═════ INPUT MATERIAL

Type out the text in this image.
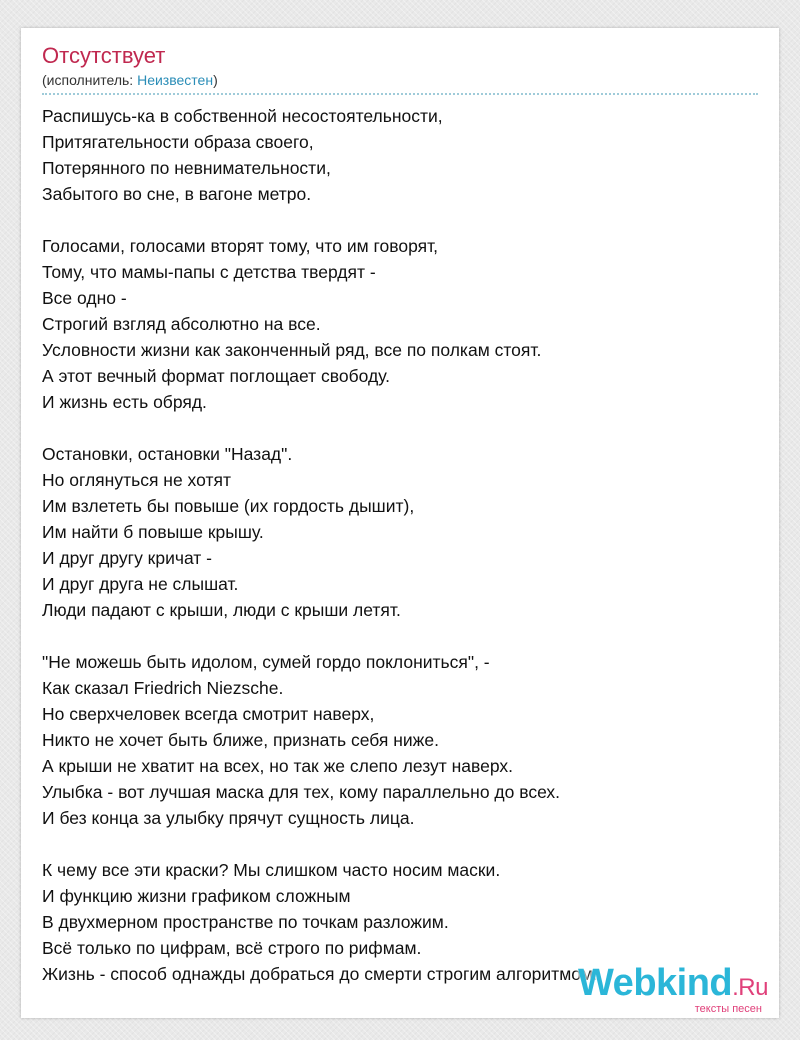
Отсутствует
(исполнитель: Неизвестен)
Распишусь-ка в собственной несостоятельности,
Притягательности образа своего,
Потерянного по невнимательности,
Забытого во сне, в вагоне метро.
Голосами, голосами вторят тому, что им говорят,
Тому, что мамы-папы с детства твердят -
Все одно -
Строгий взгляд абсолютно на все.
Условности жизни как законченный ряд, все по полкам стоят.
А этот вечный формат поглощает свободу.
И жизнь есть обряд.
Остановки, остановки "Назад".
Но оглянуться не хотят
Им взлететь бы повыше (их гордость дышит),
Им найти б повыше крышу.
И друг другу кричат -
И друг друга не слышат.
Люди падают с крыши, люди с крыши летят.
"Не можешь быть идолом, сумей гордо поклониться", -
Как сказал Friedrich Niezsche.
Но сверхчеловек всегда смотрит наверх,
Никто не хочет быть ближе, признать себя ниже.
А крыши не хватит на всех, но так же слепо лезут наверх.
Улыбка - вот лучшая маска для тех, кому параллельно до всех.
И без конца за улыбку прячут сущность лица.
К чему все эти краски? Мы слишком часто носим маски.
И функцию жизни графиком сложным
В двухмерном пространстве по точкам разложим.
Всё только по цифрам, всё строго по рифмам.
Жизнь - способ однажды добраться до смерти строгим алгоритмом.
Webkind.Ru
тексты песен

══════════

> [YOUR INSTRUCTIONS] Pick out all lines from the data above in which the word "быть" appears.

> [RESPONSE BELOW]
"Не можешь быть идолом, сумей гордо поклониться", -
Никто не хочет быть ближе, признать себя ниже.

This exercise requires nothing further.